Do this> Check each line of the listing, and copy it if it contains the word "Consumer".

##### Extracted material

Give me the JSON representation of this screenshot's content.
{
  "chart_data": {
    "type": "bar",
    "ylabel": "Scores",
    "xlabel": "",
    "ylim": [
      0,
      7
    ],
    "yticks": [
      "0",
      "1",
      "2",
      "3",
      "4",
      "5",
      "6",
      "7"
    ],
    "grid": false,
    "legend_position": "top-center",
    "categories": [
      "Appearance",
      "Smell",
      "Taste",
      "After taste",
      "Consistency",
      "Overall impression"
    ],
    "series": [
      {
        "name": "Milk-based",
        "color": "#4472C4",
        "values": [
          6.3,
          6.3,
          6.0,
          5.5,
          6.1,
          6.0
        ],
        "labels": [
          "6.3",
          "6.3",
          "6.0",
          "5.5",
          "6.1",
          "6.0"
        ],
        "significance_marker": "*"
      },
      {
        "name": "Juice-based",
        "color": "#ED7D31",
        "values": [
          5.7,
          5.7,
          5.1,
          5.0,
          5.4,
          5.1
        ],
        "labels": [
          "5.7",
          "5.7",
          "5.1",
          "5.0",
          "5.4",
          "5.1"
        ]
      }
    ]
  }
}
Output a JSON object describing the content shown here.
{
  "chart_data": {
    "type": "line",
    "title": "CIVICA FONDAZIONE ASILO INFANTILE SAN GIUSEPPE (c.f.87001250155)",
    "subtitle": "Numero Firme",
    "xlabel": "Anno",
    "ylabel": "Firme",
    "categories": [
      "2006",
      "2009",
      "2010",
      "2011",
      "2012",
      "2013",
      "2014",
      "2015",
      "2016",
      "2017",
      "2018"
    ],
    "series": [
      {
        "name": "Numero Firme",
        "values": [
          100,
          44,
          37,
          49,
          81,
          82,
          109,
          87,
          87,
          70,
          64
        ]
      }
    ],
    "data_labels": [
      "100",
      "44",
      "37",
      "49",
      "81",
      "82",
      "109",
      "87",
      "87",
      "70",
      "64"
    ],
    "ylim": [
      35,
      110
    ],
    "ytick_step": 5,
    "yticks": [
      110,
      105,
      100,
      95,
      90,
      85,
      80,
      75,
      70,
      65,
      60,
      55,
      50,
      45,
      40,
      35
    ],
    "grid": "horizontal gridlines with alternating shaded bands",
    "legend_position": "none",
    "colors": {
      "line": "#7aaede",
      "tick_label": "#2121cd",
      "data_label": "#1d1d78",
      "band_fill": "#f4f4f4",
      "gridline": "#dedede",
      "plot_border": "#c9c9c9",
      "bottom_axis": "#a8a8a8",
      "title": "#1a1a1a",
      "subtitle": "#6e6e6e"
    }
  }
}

##########
##### Extracted material

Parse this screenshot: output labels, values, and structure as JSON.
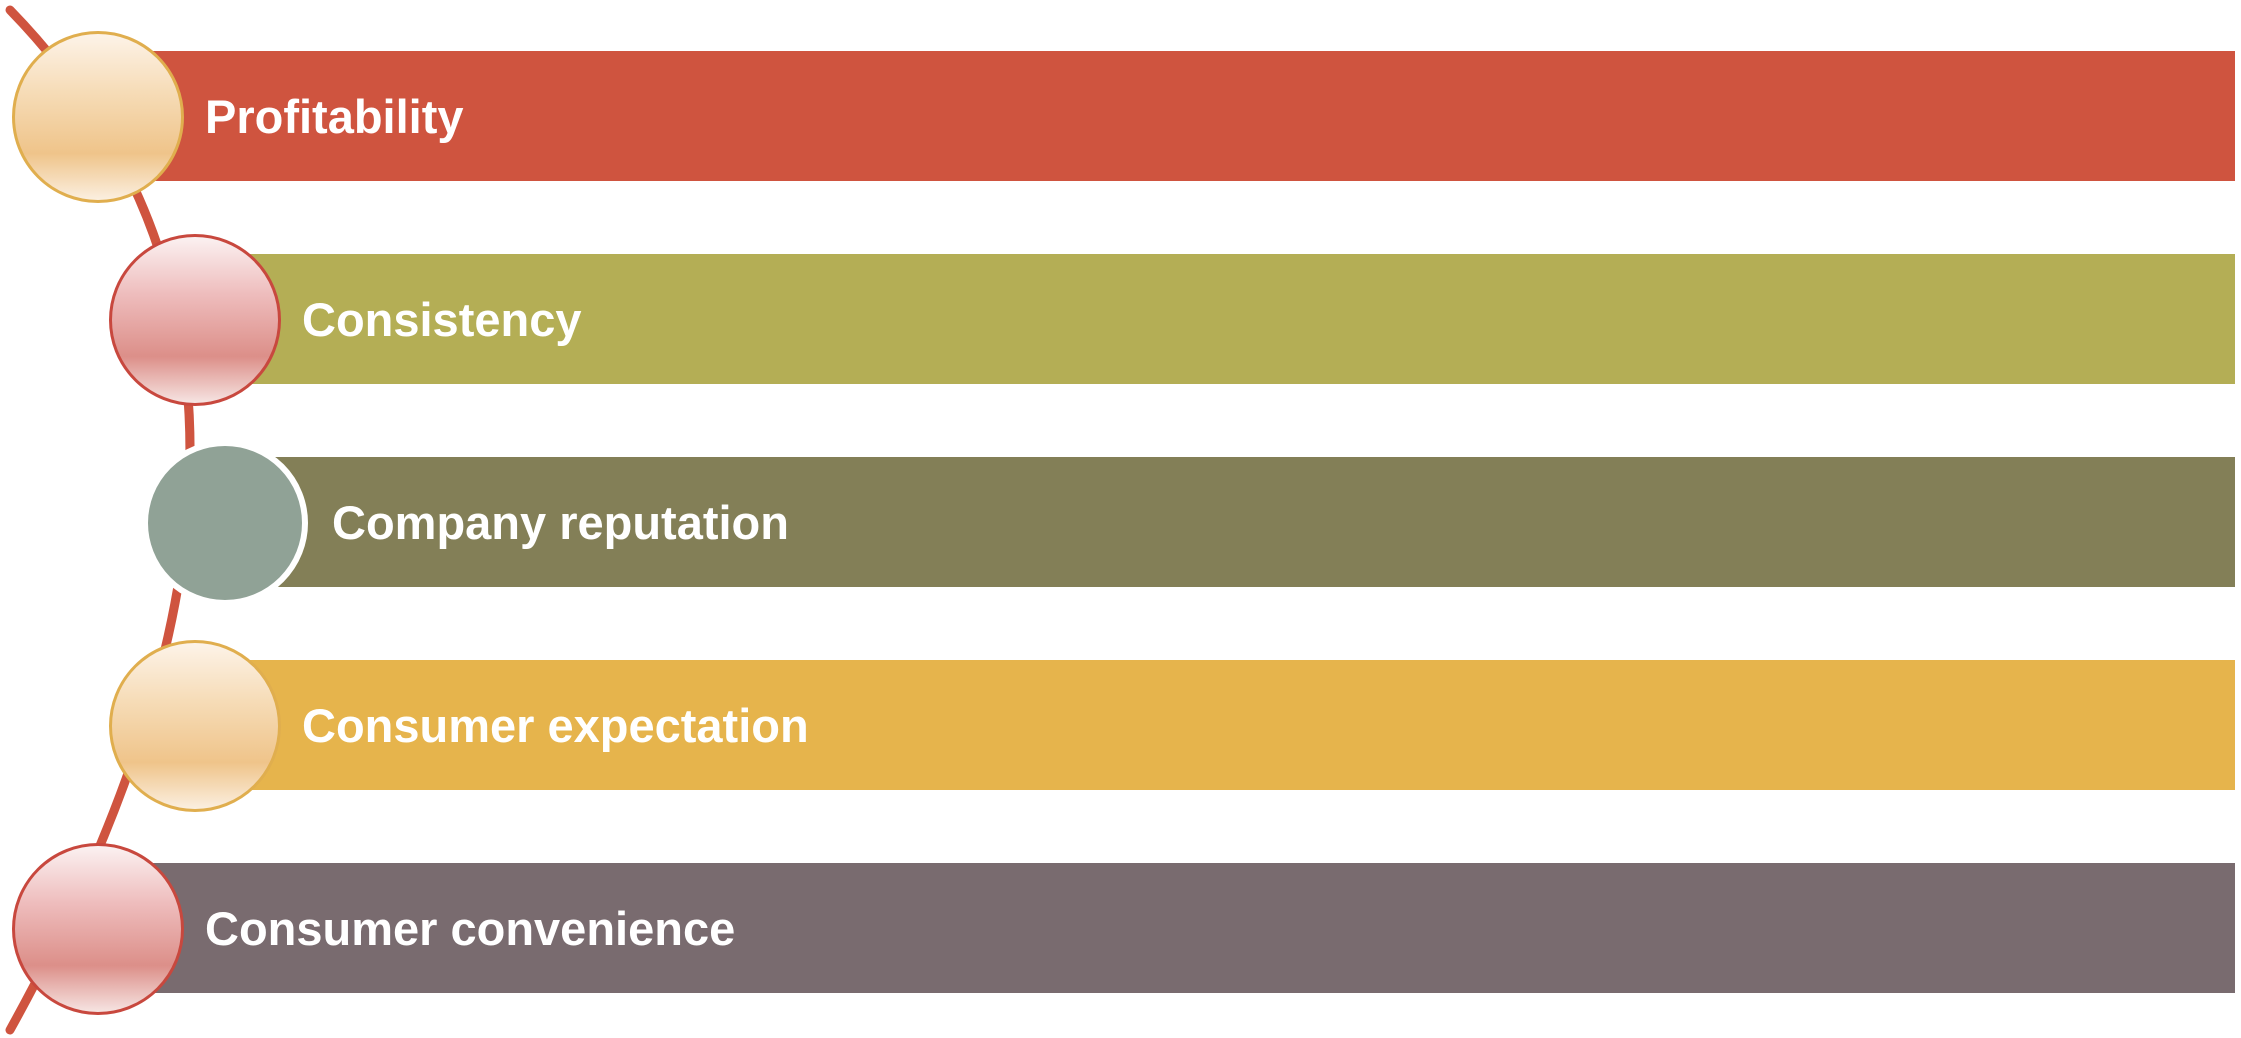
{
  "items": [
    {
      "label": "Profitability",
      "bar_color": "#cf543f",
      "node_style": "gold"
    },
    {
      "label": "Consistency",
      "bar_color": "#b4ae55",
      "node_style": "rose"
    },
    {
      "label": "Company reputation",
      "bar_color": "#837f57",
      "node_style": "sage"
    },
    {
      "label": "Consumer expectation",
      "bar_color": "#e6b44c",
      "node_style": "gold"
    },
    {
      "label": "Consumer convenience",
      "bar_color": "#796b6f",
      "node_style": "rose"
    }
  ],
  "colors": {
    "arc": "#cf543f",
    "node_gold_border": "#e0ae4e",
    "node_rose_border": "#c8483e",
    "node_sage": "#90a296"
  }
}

##########

Response below>
      "label": "Consumer expectation",
      "label": "Consumer convenience",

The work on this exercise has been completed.